** start **

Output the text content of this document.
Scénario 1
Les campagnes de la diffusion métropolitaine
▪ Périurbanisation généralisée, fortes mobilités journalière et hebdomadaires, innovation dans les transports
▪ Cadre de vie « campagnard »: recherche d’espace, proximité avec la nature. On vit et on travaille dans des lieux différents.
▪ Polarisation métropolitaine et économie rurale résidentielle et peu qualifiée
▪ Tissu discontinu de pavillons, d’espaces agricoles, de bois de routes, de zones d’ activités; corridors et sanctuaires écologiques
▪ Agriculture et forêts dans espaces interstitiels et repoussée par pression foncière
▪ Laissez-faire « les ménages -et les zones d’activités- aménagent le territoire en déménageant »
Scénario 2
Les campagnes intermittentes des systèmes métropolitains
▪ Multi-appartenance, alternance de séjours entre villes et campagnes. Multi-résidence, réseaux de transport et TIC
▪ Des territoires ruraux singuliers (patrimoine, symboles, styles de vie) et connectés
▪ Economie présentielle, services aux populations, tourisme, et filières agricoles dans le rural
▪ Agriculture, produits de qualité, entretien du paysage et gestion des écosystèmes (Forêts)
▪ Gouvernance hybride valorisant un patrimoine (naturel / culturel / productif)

** end **

- Work to complete
Pull out all lines of the data with the string "campagnes".

- Problem solution
Les campagnes de la diffusion métropolitaine
Les campagnes intermittentes des systèmes métropolitains
▪ Multi-appartenance, alternance de séjours entre villes et campagnes. Multi-résidence, réseaux de transport et TIC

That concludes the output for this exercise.